**Set task**. Find every line in the records that holds the string "marker". Copy each one.

**Records provided**.
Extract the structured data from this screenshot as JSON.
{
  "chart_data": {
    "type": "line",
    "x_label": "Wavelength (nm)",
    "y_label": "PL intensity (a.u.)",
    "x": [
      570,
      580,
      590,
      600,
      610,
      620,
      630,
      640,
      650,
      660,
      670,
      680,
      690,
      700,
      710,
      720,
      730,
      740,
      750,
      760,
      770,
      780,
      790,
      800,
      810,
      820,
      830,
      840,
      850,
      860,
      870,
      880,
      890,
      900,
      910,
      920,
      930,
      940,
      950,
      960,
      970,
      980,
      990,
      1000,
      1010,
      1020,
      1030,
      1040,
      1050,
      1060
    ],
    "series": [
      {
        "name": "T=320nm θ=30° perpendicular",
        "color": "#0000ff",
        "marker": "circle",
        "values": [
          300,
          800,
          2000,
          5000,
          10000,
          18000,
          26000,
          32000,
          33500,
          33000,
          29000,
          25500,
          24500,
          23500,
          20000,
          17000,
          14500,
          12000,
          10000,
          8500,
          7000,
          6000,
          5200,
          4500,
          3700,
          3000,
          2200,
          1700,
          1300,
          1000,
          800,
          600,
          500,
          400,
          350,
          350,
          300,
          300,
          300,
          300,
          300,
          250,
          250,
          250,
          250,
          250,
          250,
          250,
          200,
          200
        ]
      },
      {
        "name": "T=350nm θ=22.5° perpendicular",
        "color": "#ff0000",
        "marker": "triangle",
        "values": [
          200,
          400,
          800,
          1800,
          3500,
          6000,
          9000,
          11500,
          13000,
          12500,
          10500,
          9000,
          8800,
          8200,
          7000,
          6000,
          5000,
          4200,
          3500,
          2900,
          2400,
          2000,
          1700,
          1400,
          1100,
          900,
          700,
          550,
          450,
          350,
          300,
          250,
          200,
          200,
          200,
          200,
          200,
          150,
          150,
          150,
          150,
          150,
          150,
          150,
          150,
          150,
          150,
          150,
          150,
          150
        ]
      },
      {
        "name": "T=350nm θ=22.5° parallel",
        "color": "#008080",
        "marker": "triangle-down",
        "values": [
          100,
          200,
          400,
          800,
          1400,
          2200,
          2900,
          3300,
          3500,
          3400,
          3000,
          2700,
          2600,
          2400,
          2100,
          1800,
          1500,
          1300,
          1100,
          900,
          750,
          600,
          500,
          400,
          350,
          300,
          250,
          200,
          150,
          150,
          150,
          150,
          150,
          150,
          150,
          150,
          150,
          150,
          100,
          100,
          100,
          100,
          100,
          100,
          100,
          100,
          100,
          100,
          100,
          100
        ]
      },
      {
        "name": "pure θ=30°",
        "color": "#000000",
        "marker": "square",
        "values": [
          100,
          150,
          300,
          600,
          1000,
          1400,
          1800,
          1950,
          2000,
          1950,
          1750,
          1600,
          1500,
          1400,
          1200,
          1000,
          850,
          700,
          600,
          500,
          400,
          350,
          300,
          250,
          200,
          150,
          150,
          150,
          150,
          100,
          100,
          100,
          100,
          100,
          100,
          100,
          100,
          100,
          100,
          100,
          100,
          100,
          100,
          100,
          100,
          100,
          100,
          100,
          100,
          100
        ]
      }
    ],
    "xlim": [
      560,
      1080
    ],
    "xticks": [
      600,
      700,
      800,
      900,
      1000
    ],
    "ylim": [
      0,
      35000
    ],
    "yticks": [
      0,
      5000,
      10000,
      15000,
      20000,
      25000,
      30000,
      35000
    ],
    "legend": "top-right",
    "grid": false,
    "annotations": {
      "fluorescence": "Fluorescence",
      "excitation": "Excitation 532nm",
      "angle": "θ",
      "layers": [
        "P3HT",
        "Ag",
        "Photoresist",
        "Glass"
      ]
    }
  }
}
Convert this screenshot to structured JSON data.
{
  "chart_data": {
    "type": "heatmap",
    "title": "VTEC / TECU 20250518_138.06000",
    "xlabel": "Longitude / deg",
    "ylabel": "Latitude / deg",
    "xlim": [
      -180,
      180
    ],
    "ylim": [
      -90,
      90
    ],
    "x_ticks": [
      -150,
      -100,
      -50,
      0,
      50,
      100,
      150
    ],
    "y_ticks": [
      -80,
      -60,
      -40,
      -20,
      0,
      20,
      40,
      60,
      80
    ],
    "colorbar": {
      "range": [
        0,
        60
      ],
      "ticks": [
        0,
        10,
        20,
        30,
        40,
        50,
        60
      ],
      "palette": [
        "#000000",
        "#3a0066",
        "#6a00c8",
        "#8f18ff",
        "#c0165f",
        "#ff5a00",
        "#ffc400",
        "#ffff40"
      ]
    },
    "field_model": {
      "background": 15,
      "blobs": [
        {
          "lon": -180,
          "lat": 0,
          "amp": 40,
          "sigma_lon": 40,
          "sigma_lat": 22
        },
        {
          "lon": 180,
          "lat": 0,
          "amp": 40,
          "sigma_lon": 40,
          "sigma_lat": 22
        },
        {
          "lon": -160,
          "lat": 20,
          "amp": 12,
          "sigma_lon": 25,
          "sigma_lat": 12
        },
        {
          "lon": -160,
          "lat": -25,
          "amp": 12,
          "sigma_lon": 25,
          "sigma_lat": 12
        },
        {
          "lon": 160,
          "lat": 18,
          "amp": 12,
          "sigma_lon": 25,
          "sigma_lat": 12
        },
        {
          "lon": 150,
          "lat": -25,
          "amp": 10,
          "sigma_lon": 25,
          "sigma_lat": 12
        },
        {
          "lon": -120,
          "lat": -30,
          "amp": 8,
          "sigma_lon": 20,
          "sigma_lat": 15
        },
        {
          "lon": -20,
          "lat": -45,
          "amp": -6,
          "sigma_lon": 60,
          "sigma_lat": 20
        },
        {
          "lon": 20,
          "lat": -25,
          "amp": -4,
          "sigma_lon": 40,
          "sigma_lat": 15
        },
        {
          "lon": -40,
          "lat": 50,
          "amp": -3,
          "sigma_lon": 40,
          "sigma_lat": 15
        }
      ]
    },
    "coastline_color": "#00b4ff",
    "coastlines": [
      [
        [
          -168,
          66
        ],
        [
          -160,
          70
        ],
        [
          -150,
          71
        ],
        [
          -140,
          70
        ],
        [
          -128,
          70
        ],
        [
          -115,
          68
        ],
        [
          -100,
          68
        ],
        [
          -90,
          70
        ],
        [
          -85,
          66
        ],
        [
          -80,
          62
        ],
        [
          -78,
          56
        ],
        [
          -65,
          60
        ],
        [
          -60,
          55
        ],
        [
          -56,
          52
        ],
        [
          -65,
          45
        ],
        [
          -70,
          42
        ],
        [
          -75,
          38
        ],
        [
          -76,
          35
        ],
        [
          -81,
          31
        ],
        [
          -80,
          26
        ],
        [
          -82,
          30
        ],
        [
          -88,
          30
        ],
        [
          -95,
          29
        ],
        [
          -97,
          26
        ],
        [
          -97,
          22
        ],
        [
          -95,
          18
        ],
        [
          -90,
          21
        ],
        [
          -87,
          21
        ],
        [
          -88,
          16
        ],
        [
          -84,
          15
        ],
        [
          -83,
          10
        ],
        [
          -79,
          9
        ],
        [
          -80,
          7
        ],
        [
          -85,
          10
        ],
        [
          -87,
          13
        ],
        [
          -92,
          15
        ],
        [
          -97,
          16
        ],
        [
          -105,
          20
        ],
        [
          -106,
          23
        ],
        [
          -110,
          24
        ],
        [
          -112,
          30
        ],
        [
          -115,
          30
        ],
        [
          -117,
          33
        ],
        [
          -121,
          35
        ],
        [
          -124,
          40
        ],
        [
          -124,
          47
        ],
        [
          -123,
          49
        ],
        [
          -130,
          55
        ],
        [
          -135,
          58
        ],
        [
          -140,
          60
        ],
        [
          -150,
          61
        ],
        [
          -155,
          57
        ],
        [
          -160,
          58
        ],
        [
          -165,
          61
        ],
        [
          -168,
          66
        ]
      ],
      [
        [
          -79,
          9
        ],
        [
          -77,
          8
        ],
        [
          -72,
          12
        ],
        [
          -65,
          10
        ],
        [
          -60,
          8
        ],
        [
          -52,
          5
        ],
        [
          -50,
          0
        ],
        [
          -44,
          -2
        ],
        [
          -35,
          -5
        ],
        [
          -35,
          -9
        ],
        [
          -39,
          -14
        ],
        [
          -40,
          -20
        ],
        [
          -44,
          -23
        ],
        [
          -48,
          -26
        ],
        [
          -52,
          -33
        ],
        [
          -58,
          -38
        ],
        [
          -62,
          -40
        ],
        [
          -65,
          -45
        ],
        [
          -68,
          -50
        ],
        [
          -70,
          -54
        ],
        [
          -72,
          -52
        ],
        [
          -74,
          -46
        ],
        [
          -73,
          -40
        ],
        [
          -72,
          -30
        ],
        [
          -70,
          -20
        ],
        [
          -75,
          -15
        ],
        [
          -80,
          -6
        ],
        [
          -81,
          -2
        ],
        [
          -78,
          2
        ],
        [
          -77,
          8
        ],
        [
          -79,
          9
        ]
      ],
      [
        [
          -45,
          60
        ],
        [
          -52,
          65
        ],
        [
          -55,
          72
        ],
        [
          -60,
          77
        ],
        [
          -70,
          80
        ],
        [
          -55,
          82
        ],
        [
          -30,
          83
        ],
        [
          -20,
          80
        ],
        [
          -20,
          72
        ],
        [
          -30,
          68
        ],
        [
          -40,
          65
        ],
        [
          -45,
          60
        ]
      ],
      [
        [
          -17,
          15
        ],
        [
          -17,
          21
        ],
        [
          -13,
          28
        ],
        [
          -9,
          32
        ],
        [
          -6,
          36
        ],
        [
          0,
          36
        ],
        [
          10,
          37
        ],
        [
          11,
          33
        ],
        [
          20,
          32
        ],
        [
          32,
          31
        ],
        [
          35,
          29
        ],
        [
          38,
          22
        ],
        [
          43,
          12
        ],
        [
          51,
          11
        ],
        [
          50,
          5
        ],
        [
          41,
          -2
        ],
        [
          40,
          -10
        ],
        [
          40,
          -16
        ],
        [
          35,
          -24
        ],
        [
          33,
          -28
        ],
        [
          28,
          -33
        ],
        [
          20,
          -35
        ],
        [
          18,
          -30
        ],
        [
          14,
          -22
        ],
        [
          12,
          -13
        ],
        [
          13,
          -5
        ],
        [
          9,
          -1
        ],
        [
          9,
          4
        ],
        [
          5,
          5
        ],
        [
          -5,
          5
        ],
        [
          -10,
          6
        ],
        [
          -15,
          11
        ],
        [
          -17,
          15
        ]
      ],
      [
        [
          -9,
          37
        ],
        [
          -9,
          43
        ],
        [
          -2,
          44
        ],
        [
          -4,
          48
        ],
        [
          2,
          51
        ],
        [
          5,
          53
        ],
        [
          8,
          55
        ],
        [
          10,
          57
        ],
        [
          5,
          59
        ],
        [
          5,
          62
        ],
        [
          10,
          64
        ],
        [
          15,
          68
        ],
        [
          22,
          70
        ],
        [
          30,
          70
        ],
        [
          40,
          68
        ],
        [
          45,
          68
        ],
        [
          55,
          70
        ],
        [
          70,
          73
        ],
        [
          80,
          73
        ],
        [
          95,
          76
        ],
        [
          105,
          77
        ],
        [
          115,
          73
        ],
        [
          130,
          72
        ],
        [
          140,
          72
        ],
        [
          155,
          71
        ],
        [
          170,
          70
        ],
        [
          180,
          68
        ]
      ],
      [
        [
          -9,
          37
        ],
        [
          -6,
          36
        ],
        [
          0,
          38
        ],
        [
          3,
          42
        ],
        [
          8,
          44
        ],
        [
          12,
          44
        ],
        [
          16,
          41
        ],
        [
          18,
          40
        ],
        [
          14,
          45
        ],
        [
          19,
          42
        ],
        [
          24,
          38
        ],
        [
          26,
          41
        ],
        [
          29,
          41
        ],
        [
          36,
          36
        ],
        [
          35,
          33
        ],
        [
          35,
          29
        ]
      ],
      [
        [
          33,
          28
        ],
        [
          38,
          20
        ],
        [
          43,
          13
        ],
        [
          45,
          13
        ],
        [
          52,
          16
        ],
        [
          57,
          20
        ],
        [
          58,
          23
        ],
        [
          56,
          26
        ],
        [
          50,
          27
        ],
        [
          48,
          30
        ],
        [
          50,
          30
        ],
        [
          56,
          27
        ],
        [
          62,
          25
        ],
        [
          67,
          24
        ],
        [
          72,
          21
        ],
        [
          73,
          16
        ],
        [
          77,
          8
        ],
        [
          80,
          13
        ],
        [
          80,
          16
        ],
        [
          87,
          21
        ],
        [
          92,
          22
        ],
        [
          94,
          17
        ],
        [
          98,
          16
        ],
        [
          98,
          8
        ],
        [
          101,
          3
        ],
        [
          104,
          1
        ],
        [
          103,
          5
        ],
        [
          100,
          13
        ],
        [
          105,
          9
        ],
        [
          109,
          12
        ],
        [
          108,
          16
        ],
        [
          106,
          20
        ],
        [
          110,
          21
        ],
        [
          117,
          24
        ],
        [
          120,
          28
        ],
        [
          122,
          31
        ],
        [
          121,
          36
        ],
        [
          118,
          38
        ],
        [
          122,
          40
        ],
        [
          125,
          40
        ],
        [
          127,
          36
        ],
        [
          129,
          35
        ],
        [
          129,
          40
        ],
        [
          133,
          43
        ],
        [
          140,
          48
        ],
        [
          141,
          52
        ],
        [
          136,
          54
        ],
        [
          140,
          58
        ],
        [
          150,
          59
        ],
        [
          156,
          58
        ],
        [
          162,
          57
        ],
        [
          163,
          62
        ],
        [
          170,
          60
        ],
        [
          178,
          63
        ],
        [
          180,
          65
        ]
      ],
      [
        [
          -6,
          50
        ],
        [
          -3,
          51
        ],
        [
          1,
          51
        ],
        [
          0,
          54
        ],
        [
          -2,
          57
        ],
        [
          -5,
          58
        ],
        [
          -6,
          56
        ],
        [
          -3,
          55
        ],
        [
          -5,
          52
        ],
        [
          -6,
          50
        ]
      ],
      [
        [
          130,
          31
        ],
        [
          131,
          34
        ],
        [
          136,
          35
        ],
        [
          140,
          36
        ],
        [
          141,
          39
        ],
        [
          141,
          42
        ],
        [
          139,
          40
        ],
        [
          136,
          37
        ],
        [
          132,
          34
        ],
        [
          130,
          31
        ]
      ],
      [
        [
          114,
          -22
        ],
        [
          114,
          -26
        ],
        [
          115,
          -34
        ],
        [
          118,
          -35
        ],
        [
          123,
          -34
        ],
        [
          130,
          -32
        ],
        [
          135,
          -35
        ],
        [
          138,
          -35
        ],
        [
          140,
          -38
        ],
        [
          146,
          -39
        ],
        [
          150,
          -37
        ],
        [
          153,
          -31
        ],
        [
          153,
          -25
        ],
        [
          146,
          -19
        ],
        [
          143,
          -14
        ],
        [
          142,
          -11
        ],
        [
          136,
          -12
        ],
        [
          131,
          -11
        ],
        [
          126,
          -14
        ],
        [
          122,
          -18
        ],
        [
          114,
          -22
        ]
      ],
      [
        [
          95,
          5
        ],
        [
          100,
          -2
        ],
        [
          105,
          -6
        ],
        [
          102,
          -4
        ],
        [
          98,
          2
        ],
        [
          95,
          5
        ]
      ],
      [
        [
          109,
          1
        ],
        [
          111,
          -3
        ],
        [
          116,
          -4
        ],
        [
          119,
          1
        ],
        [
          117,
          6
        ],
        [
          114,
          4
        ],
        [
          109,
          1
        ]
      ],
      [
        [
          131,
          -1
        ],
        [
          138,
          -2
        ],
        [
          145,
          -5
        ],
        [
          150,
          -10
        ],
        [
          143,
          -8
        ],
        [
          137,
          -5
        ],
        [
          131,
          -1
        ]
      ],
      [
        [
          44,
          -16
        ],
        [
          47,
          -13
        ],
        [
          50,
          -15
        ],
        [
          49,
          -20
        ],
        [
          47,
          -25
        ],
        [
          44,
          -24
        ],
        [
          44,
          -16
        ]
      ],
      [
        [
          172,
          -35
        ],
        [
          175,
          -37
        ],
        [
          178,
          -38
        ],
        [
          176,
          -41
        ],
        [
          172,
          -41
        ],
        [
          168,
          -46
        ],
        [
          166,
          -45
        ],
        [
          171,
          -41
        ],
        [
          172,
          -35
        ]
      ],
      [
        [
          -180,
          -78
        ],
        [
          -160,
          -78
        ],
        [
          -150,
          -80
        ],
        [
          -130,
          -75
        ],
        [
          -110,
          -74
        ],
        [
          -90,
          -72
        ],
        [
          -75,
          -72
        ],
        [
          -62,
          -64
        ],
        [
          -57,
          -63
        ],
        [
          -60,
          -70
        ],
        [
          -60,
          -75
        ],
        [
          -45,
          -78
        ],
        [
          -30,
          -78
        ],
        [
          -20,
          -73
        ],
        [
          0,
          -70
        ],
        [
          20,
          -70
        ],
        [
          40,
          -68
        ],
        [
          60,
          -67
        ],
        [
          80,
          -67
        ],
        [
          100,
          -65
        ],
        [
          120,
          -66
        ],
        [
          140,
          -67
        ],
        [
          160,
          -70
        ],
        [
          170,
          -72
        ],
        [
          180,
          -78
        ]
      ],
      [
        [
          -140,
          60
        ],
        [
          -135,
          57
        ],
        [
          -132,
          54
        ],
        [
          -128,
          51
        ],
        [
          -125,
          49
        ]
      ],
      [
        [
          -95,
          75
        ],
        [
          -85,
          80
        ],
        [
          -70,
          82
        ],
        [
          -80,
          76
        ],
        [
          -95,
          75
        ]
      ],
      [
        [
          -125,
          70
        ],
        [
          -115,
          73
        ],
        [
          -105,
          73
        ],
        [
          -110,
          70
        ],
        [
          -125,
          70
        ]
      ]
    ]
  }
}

**Exercise output**.
        "marker": "circle",
        "marker": "triangle",
        "marker": "triangle-down",
        "marker": "square",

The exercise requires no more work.